begin Information provided

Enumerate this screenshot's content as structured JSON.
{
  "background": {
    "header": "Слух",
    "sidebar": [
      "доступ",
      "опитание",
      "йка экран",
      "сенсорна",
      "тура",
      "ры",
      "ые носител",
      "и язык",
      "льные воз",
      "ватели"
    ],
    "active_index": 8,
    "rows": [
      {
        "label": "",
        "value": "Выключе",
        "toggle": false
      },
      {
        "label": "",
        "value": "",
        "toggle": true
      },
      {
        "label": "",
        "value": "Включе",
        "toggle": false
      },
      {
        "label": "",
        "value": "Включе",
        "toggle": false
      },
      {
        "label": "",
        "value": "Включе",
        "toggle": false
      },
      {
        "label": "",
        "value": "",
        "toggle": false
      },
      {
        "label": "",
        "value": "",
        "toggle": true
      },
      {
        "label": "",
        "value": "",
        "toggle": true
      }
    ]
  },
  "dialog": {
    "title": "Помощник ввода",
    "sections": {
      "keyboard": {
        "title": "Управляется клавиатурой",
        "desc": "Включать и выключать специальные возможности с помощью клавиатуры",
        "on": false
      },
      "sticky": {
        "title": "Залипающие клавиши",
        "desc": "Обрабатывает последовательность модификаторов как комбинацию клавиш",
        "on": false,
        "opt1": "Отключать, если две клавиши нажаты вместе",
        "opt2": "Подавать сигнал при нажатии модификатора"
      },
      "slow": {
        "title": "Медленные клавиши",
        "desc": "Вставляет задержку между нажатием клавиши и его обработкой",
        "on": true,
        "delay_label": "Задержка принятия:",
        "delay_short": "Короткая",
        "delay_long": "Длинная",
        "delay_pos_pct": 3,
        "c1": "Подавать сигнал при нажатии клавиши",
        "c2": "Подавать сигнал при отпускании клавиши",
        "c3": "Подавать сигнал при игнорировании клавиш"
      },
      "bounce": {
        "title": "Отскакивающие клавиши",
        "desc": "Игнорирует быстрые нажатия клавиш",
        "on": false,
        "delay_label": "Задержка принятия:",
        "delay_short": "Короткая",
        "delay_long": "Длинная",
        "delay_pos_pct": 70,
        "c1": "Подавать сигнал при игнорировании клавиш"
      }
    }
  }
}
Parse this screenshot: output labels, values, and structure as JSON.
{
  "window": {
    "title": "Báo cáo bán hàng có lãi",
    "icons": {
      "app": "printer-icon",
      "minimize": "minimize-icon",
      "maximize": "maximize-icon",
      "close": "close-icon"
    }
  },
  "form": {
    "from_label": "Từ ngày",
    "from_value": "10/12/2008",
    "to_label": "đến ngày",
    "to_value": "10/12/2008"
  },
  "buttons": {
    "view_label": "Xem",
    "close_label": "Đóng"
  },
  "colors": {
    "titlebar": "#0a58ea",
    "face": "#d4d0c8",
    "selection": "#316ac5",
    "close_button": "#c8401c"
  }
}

end Information provided

→ What is needed: Above are some records; repeat all of them exactly.

→ Full output:
Enumerate this screenshot's content as structured JSON.
{
  "background": {
    "header": "Слух",
    "sidebar": [
      "доступ",
      "опитание",
      "йка экран",
      "сенсорна",
      "тура",
      "ры",
      "ые носител",
      "и язык",
      "льные воз",
      "ватели"
    ],
    "active_index": 8,
    "rows": [
      {
        "label": "",
        "value": "Выключе",
        "toggle": false
      },
      {
        "label": "",
        "value": "",
        "toggle": true
      },
      {
        "label": "",
        "value": "Включе",
        "toggle": false
      },
      {
        "label": "",
        "value": "Включе",
        "toggle": false
      },
      {
        "label": "",
        "value": "Включе",
        "toggle": false
      },
      {
        "label": "",
        "value": "",
        "toggle": false
      },
      {
        "label": "",
        "value": "",
        "toggle": true
      },
      {
        "label": "",
        "value": "",
        "toggle": true
      }
    ]
  },
  "dialog": {
    "title": "Помощник ввода",
    "sections": {
      "keyboard": {
        "title": "Управляется клавиатурой",
        "desc": "Включать и выключать специальные возможности с помощью клавиатуры",
        "on": false
      },
      "sticky": {
        "title": "Залипающие клавиши",
        "desc": "Обрабатывает последовательность модификаторов как комбинацию клавиш",
        "on": false,
        "opt1": "Отключать, если две клавиши нажаты вместе",
        "opt2": "Подавать сигнал при нажатии модификатора"
      },
      "slow": {
        "title": "Медленные клавиши",
        "desc": "Вставляет задержку между нажатием клавиши и его обработкой",
        "on": true,
        "delay_label": "Задержка принятия:",
        "delay_short": "Короткая",
        "delay_long": "Длинная",
        "delay_pos_pct": 3,
        "c1": "Подавать сигнал при нажатии клавиши",
        "c2": "Подавать сигнал при отпускании клавиши",
        "c3": "Подавать сигнал при игнорировании клавиш"
      },
      "bounce": {
        "title": "Отскакивающие клавиши",
        "desc": "Игнорирует быстрые нажатия клавиш",
        "on": false,
        "delay_label": "Задержка принятия:",
        "delay_short": "Короткая",
        "delay_long": "Длинная",
        "delay_pos_pct": 70,
        "c1": "Подавать сигнал при игнорировании клавиш"
      }
    }
  }
}
Parse this screenshot: output labels, values, and structure as JSON.
{
  "window": {
    "title": "Báo cáo bán hàng có lãi",
    "icons": {
      "app": "printer-icon",
      "minimize": "minimize-icon",
      "maximize": "maximize-icon",
      "close": "close-icon"
    }
  },
  "form": {
    "from_label": "Từ ngày",
    "from_value": "10/12/2008",
    "to_label": "đến ngày",
    "to_value": "10/12/2008"
  },
  "buttons": {
    "view_label": "Xem",
    "close_label": "Đóng"
  },
  "colors": {
    "titlebar": "#0a58ea",
    "face": "#d4d0c8",
    "selection": "#316ac5",
    "close_button": "#c8401c"
  }
}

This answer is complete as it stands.